— START Excerpted records —

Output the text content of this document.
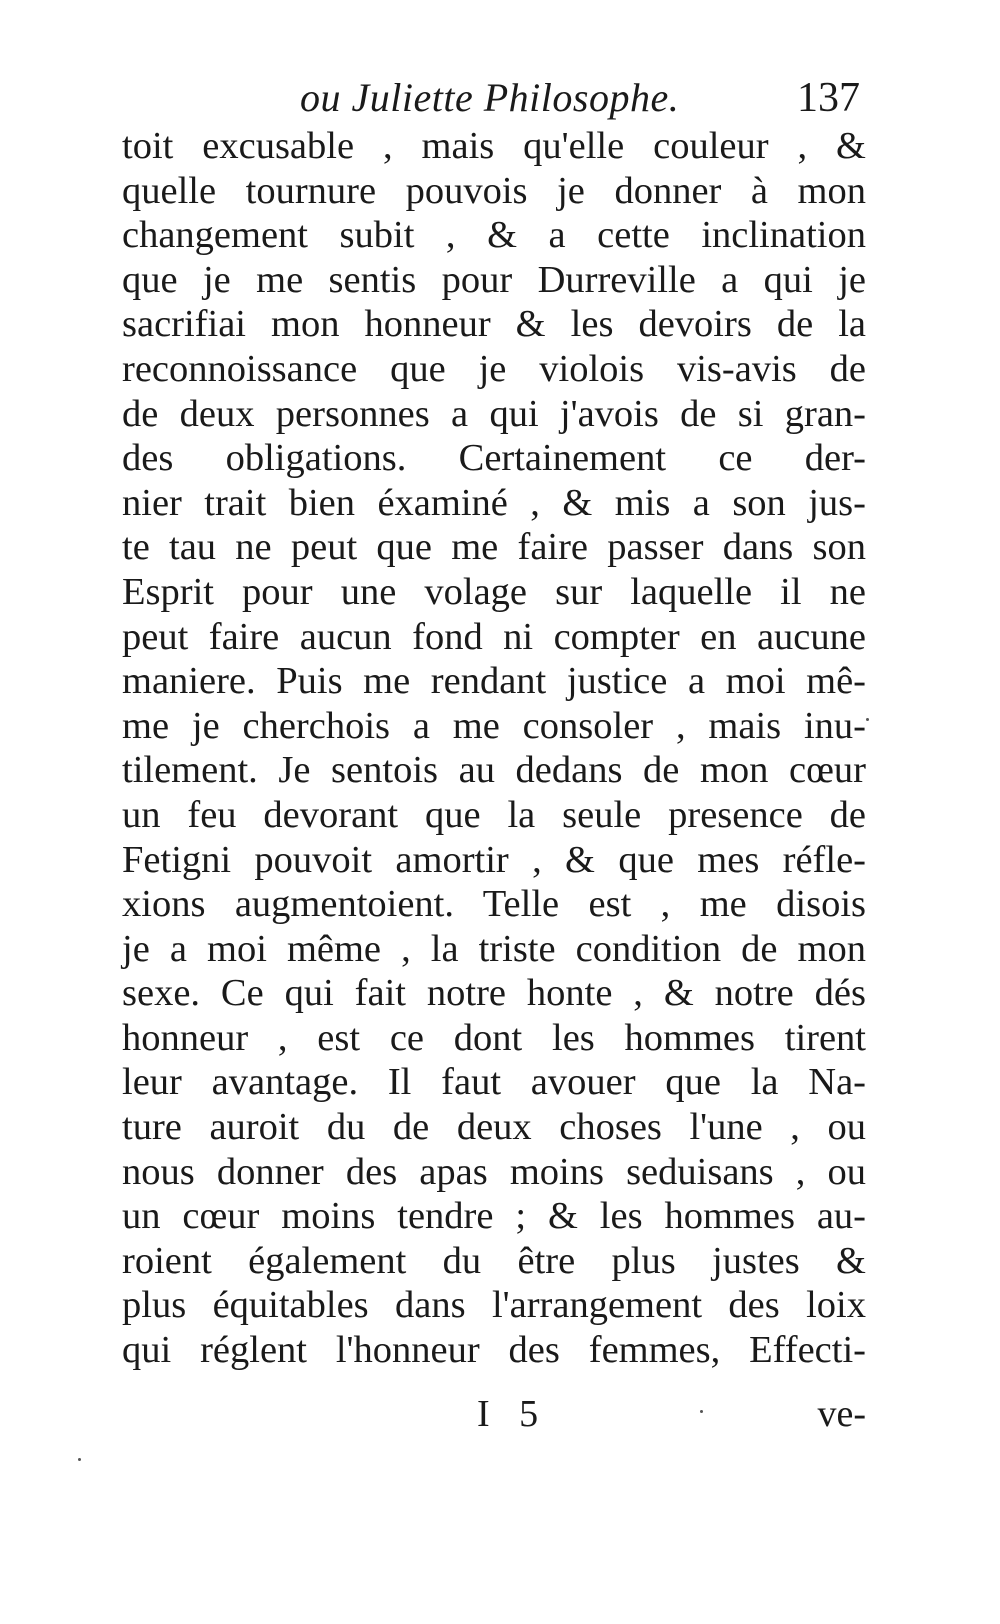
ou Juliette Philosophe.	137
toit excusable , mais qu'elle couleur , &
quelle tournure pouvois je donner à mon
changement subit , & a cette inclination
que je me sentis pour Durreville a qui je
sacrifiai mon honneur & les devoirs de la
reconnoissance que je violois vis-avis de
de deux personnes a qui j'avois de si gran-
des obligations. Certainement ce der-
nier trait bien éxaminé , & mis a son jus-
te tau ne peut que me faire passer dans son
Esprit pour une volage sur laquelle il ne
peut faire aucun fond ni compter en aucune
maniere. Puis me rendant justice a moi mê-
me je cherchois a me consoler , mais inu-
tilement. Je sentois au dedans de mon cœur
un feu devorant que la seule presence de
Fetigni pouvoit amortir , & que mes réfle-
xions augmentoient. Telle est , me disois
je a moi même , la triste condition de mon
sexe. Ce qui fait notre honte , & notre dés
honneur , est ce dont les hommes tirent
leur avantage. Il faut avouer que la Na-
ture auroit du de deux choses l'une , ou
nous donner des apas moins seduisans , ou
un cœur moins tendre ; & les hommes au-
roient également du être plus justes &
plus équitables dans l'arrangement des loix
qui réglent l'honneur des femmes, Effecti-
I 5	ve-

— END Excerpted records —

▸ **Work to be completed**
The records above need to be restated word for word, with the pictures left out.

▸ **Right answer**
Output the text content of this document.
ou Juliette Philosophe.	137
toit excusable , mais qu'elle couleur , &
quelle tournure pouvois je donner à mon
changement subit , & a cette inclination
que je me sentis pour Durreville a qui je
sacrifiai mon honneur & les devoirs de la
reconnoissance que je violois vis-avis de
de deux personnes a qui j'avois de si gran-
des obligations. Certainement ce der-
nier trait bien éxaminé , & mis a son jus-
te tau ne peut que me faire passer dans son
Esprit pour une volage sur laquelle il ne
peut faire aucun fond ni compter en aucune
maniere. Puis me rendant justice a moi mê-
me je cherchois a me consoler , mais inu-
tilement. Je sentois au dedans de mon cœur
un feu devorant que la seule presence de
Fetigni pouvoit amortir , & que mes réfle-
xions augmentoient. Telle est , me disois
je a moi même , la triste condition de mon
sexe. Ce qui fait notre honte , & notre dés
honneur , est ce dont les hommes tirent
leur avantage. Il faut avouer que la Na-
ture auroit du de deux choses l'une , ou
nous donner des apas moins seduisans , ou
un cœur moins tendre ; & les hommes au-
roient également du être plus justes &
plus équitables dans l'arrangement des loix
qui réglent l'honneur des femmes, Effecti-
I 5	ve-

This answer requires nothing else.